> [EXERCISE BRIEF]:
Count every line that holds the string "relative", and report the number alone.
## BEGIN
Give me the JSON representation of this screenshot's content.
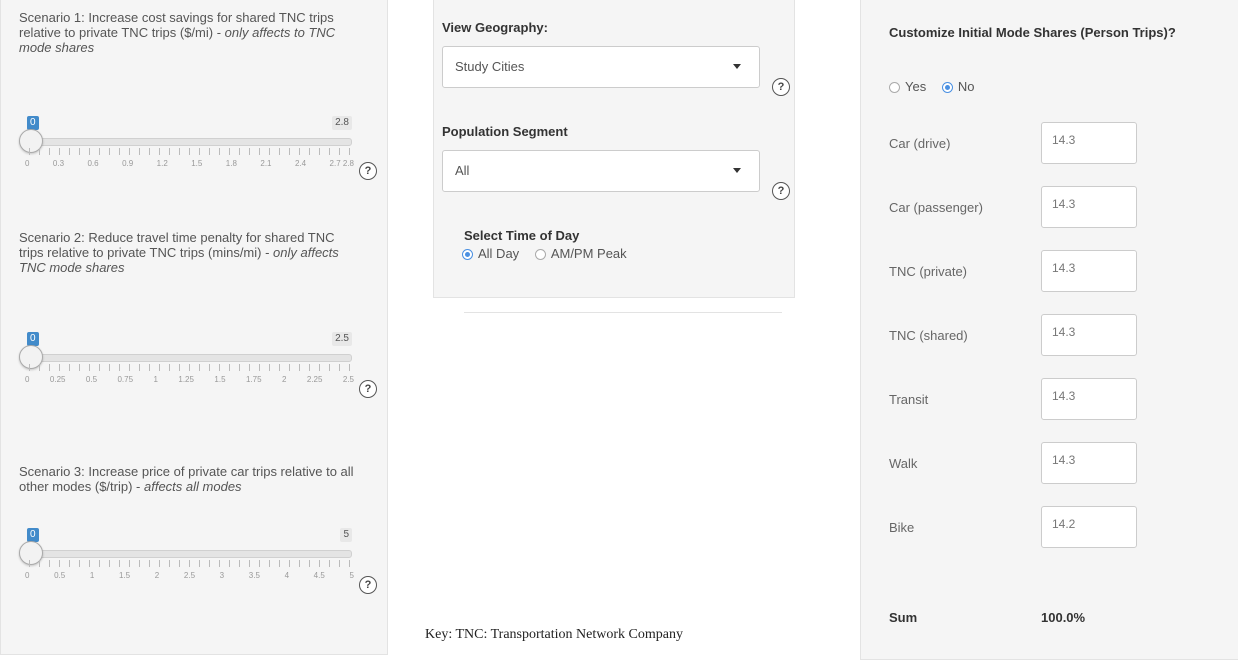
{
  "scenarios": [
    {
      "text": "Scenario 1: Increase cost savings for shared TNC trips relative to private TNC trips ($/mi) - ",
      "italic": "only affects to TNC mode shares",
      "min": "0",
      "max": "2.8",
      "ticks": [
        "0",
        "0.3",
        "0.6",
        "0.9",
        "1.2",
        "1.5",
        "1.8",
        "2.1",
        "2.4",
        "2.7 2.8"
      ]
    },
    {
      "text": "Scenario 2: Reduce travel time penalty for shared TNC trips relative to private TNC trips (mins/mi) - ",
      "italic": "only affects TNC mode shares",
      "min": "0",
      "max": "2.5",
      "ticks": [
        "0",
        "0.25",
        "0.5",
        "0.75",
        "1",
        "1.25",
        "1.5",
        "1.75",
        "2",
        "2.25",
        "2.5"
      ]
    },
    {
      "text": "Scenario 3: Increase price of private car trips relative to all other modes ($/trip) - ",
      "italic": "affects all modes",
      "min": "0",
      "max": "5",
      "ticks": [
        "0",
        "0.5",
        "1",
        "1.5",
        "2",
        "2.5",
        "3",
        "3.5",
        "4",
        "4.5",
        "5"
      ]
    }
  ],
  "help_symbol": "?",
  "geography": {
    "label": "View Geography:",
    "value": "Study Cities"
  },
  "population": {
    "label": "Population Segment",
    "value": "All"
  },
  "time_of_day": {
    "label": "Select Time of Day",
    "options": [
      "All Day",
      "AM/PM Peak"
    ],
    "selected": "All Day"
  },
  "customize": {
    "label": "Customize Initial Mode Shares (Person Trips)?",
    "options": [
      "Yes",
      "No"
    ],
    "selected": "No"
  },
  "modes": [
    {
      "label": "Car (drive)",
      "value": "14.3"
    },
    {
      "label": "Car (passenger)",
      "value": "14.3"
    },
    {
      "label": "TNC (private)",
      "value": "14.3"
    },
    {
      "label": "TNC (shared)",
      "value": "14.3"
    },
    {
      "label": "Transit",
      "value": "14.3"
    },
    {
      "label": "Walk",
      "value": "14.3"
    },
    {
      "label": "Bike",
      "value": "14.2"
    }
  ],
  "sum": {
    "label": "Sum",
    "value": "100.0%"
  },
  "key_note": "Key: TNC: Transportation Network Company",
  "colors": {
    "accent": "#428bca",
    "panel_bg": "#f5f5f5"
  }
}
## END
## BEGIN
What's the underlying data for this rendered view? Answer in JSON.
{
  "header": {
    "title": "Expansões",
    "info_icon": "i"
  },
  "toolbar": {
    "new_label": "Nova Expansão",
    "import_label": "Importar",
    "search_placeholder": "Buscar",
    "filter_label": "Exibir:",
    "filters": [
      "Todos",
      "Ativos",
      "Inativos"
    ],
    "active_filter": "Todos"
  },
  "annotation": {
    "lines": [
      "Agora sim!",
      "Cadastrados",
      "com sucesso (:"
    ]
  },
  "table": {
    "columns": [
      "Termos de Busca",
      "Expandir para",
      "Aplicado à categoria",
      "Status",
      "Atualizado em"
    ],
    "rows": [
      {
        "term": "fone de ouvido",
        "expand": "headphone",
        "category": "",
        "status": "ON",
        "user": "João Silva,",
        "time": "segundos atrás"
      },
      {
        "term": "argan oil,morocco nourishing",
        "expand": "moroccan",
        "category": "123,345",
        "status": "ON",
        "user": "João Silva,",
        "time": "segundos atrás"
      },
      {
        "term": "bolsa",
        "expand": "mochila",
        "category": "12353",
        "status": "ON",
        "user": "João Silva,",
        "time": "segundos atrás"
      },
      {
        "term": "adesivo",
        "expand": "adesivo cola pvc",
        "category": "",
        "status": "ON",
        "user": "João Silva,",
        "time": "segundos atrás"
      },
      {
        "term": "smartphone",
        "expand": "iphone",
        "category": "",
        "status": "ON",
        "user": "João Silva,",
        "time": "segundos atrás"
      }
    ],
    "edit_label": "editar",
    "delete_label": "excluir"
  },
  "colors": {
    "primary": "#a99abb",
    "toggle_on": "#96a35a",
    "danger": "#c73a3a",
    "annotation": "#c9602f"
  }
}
## END
> [SOLUTION TO THIS EXERCISE]:
3